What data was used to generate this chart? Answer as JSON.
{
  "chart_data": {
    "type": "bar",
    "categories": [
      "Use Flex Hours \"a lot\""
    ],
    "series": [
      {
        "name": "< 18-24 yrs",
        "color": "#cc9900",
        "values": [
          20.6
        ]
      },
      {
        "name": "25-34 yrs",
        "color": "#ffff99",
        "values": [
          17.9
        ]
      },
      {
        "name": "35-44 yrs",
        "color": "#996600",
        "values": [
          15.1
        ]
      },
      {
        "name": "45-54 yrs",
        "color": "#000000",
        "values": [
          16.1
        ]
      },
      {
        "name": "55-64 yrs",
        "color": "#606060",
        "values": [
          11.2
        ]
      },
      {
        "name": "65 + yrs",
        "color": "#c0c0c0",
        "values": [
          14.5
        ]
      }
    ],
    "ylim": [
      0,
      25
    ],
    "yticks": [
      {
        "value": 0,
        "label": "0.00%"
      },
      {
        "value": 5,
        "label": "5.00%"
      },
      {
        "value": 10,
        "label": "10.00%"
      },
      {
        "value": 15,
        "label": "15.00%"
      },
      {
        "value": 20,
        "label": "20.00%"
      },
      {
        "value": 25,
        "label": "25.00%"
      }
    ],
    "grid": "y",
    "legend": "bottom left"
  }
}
__________________________________________________
▶ [What you need to do]
Write down every line of the data exactly as it appears above.

▶ [The answer]
What data was used to generate this chart? Answer as JSON.
{
  "chart_data": {
    "type": "bar",
    "categories": [
      "Use Flex Hours \"a lot\""
    ],
    "series": [
      {
        "name": "< 18-24 yrs",
        "color": "#cc9900",
        "values": [
          20.6
        ]
      },
      {
        "name": "25-34 yrs",
        "color": "#ffff99",
        "values": [
          17.9
        ]
      },
      {
        "name": "35-44 yrs",
        "color": "#996600",
        "values": [
          15.1
        ]
      },
      {
        "name": "45-54 yrs",
        "color": "#000000",
        "values": [
          16.1
        ]
      },
      {
        "name": "55-64 yrs",
        "color": "#606060",
        "values": [
          11.2
        ]
      },
      {
        "name": "65 + yrs",
        "color": "#c0c0c0",
        "values": [
          14.5
        ]
      }
    ],
    "ylim": [
      0,
      25
    ],
    "yticks": [
      {
        "value": 0,
        "label": "0.00%"
      },
      {
        "value": 5,
        "label": "5.00%"
      },
      {
        "value": 10,
        "label": "10.00%"
      },
      {
        "value": 15,
        "label": "15.00%"
      },
      {
        "value": 20,
        "label": "20.00%"
      },
      {
        "value": 25,
        "label": "25.00%"
      }
    ],
    "grid": "y",
    "legend": "bottom left"
  }
}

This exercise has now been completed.